__Aim__
Quote every line as written. Omit pictures.

__Provided information__

☆ ☆ ☆ ☆ ☆ ☆ ☆

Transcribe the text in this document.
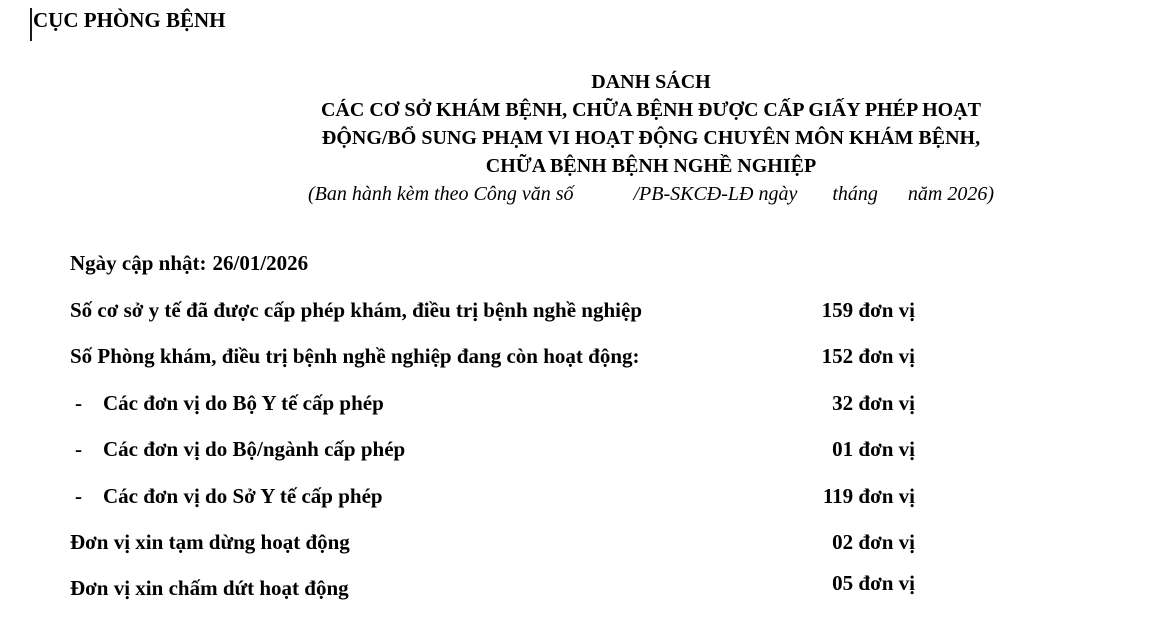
CỤC PHÒNG BỆNH
DANH SÁCH
CÁC CƠ SỞ KHÁM BỆNH, CHỮA BỆNH ĐƯỢC CẤP GIẤY PHÉP HOẠT
ĐỘNG/BỔ SUNG PHẠM VI HOẠT ĐỘNG CHUYÊN MÔN KHÁM BỆNH,
CHỮA BỆNH BỆNH NGHỀ NGHIỆP
(Ban hành kèm theo Công văn số            /PB-SKCĐ-LĐ ngày       tháng      năm 2026)
Ngày cập nhật: 26/01/2026
Số cơ sở y tế đã được cấp phép khám, điều trị bệnh nghề nghiệp	159 đơn vị
Số Phòng khám, điều trị bệnh nghề nghiệp đang còn hoạt động:	152 đơn vị
-	Các đơn vị do Bộ Y tế cấp phép	32 đơn vị
-	Các đơn vị do Bộ/ngành cấp phép	01 đơn vị
-	Các đơn vị do Sở Y tế cấp phép	119 đơn vị
Đơn vị xin tạm dừng hoạt động	02 đơn vị
Đơn vị xin chấm dứt hoạt động	05 đơn vị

☆ ☆ ☆ ☆ ☆ ☆ ☆

__Exercise answer__
Transcribe the text in this document.
CỤC PHÒNG BỆNH
DANH SÁCH
CÁC CƠ SỞ KHÁM BỆNH, CHỮA BỆNH ĐƯỢC CẤP GIẤY PHÉP HOẠT
ĐỘNG/BỔ SUNG PHẠM VI HOẠT ĐỘNG CHUYÊN MÔN KHÁM BỆNH,
CHỮA BỆNH BỆNH NGHỀ NGHIỆP
(Ban hành kèm theo Công văn số            /PB-SKCĐ-LĐ ngày       tháng      năm 2026)
Ngày cập nhật: 26/01/2026
Số cơ sở y tế đã được cấp phép khám, điều trị bệnh nghề nghiệp	159 đơn vị
Số Phòng khám, điều trị bệnh nghề nghiệp đang còn hoạt động:	152 đơn vị
-	Các đơn vị do Bộ Y tế cấp phép	32 đơn vị
-	Các đơn vị do Bộ/ngành cấp phép	01 đơn vị
-	Các đơn vị do Sở Y tế cấp phép	119 đơn vị
Đơn vị xin tạm dừng hoạt động	02 đơn vị
Đơn vị xin chấm dứt hoạt động	05 đơn vị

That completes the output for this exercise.